> _Goal of the exercise_
Look through the data below and return each line where "pole" appears.
** BEGIN **
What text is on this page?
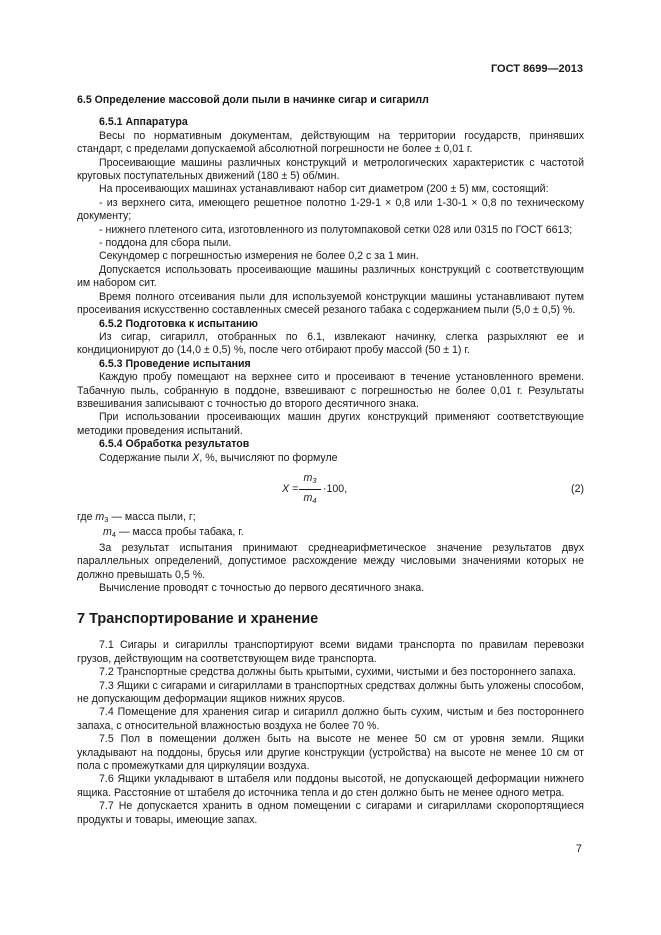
ГОСТ 8699—2013

6.5 Определение массовой доли пыли в начинке сигар и сигарилл

6.5.1 Аппаратура

Весы по нормативным документам, действующим на территории государств, принявших стандарт, с пределами допускаемой абсолютной погрешности не более ± 0,01 г.

Просеивающие машины различных конструкций и метрологических характеристик с частотой круговых поступательных движений (180 ± 5) об/мин.

На просеивающих машинах устанавливают набор сит диаметром (200 ± 5) мм, состоящий:

- из верхнего сита, имеющего решетное полотно 1-29-1 × 0,8 или 1-30-1 × 0,8 по техническому документу;

- нижнего плетеного сита, изготовленного из полутомпаковой сетки 028 или 0315 по ГОСТ 6613;

- поддона для сбора пыли.

Секундомер с погрешностью измерения не более 0,2 с за 1 мин.

Допускается использовать просеивающие машины различных конструкций с соответствующим им набором сит.

Время полного отсеивания пыли для используемой конструкции машины устанавливают путем просеивания искусственно составленных смесей резаного табака с содержанием пыли (5,0 ± 0,5) %.

6.5.2 Подготовка к испытанию

Из сигар, сигарилл, отобранных по 6.1, извлекают начинку, слегка разрыхляют ее и кондиционируют до (14,0 ± 0,5) %, после чего отбирают пробу массой (50 ± 1) г.

6.5.3 Проведение испытания

Каждую пробу помещают на верхнее сито и просеивают в течение установленного времени. Табачную пыль, собранную в поддоне, взвешивают с погрешностью не более 0,01 г. Результаты взвешивания записывают с точностью до второго десятичного знака.

При использовании просеивающих машин других конструкций применяют соответствующие методики проведения испытаний.

6.5.4 Обработка результатов

Содержание пыли X, %, вычисляют по формуле

X =
$m_3$
$m_4$
·100,	(2)

где $m_3$ — масса пыли, г;

$m_4$ — масса пробы табака, г.

За результат испытания принимают среднеарифметическое значение результатов двух параллельных определений, допустимое расхождение между числовыми значениями которых не должно превышать 0,5 %.

Вычисление проводят с точностью до первого десятичного знака.

7 Транспортирование и хранение

7.1 Сигары и сигариллы транспортируют всеми видами транспорта по правилам перевозки грузов, действующим на соответствующем виде транспорта.

7.2 Транспортные средства должны быть крытыми, сухими, чистыми и без постороннего запаха.

7.3 Ящики с сигарами и сигариллами в транспортных средствах должны быть уложены способом, не допускающим деформации ящиков нижних ярусов.

7.4 Помещение для хранения сигар и сигарилл должно быть сухим, чистым и без постороннего запаха, с относительной влажностью воздуха не более 70 %.

7.5 Пол в помещении должен быть на высоте не менее 50 см от уровня земли. Ящики укладывают на поддоны, брусья или другие конструкции (устройства) на высоте не менее 10 см от пола с промежутками для циркуляции воздуха.

7.6 Ящики укладывают в штабеля или поддоны высотой, не допускающей деформации нижнего ящика. Расстояние от штабеля до источника тепла и до стен должно быть не менее одного метра.

7.7 Не допускается хранить в одном помещении с сигарами и сигариллами скоропортящиеся продукты и товары, имеющие запах.

7
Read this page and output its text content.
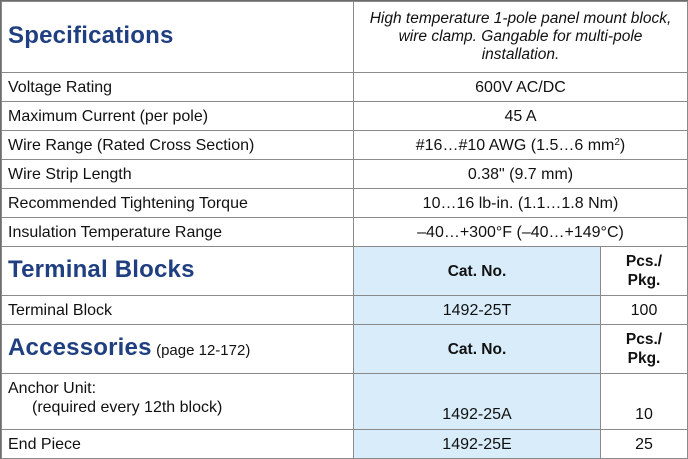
Specifications	High temperature 1-pole panel mount block, wire clamp. Gangable for multi-pole installation.	
Voltage Rating	600V AC/DC	
Maximum Current (per pole)	45 A	
Wire Range (Rated Cross Section)	#16…#10 AWG (1.5…6 $mm^2$)	
Wire Strip Length	0.38" (9.7 mm)	
Recommended Tightening Torque	10…16 lb-in. (1.1…1.8 Nm)	
Insulation Temperature Range	–40…+300°F (–40…+149°C)	
Terminal Blocks	Cat. No.	Pcs./
Pkg.
Terminal Block	1492-25T	100
Accessories (page 12-172)	Cat. No.	Pcs./
Pkg.
Anchor Unit:
(required every 12th block)	1492-25A	10
End Piece	1492-25E	25
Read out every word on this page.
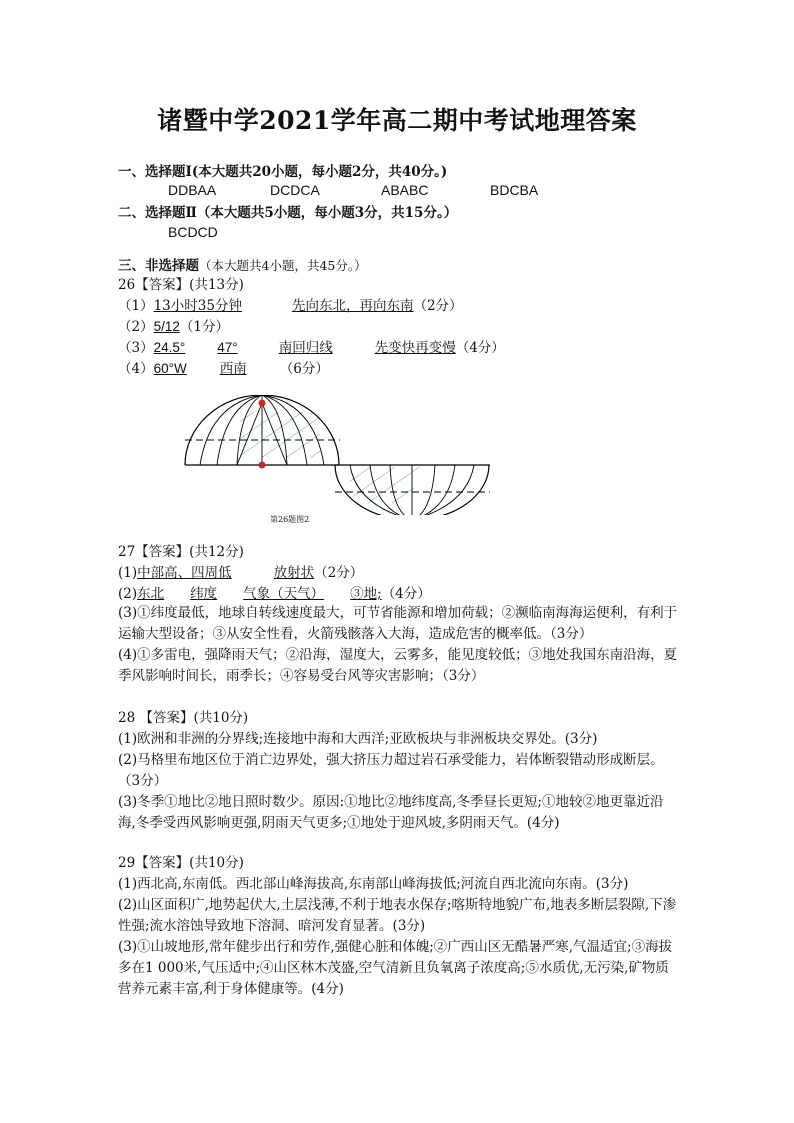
诸暨中学2021学年高二期中考试地理答案
一、选择题Ⅰ(本大题共20小题，每小题2分，共40分。)
DDBAA	DCDCA	ABABC	BDCBA
二、选择题Ⅱ（本大题共5小题，每小题3分，共15分。）
BCDCD
三、非选择题（本大题共4小题，共45分。）
26【答案】(共13分)
（1）13小时35分钟	先向东北，再向东南（2分）
（2）5/12（1分）
（3）24.5° 47°	南回归线	先变快再变慢（4分）
（4）60°W 西南 （6分）
第26题图2
27【答案】(共12分)
(1)中部高、四周低	放射状（2分）
(2)东北 纬度 气象（天气） ③地;（4分）
(3)①纬度最低，地球自转线速度最大，可节省能源和增加荷载；②濒临南海海运便利，有利于运输大型设备；③从安全性看，火箭残骸落入大海，造成危害的概率低。（3分）
(4)①多雷电，强降雨天气；②沿海，湿度大，云雾多，能见度较低；③地处我国东南沿海，夏季风影响时间长，雨季长；④容易受台风等灾害影响；（3分）
28 【答案】(共10分)
(1)欧洲和非洲的分界线;连接地中海和大西洋;亚欧板块与非洲板块交界处。(3分)
(2)马格里布地区位于消亡边界处，强大挤压力超过岩石承受能力，岩体断裂错动形成断层。（3分）
(3)冬季①地比②地日照时数少。原因:①地比②地纬度高,冬季昼长更短;①地较②地更靠近沿海,冬季受西风影响更强,阴雨天气更多;①地处于迎风坡,多阴雨天气。(4分)
29【答案】(共10分)
(1)西北高,东南低。西北部山峰海拔高,东南部山峰海拔低;河流自西北流向东南。(3分)
(2)山区面积广,地势起伏大,土层浅薄,不利于地表水保存;喀斯特地貌广布,地表多断层裂隙,下渗性强;流水溶蚀导致地下溶洞、暗河发育显著。(3分)
(3)①山坡地形,常年健步出行和劳作,强健心脏和体魄;②广西山区无酷暑严寒,气温适宜;③海拔多在1 000米,气压适中;④山区林木茂盛,空气清新且负氧离子浓度高;⑤水质优,无污染,矿物质营养元素丰富,利于身体健康等。(4分)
** END **
> _Solution to this problem_
Specifications	High temperature 1-pole panel mount block, wire clamp. Gangable for multi-pole installation.	
Maximum Current (per pole)	45 A	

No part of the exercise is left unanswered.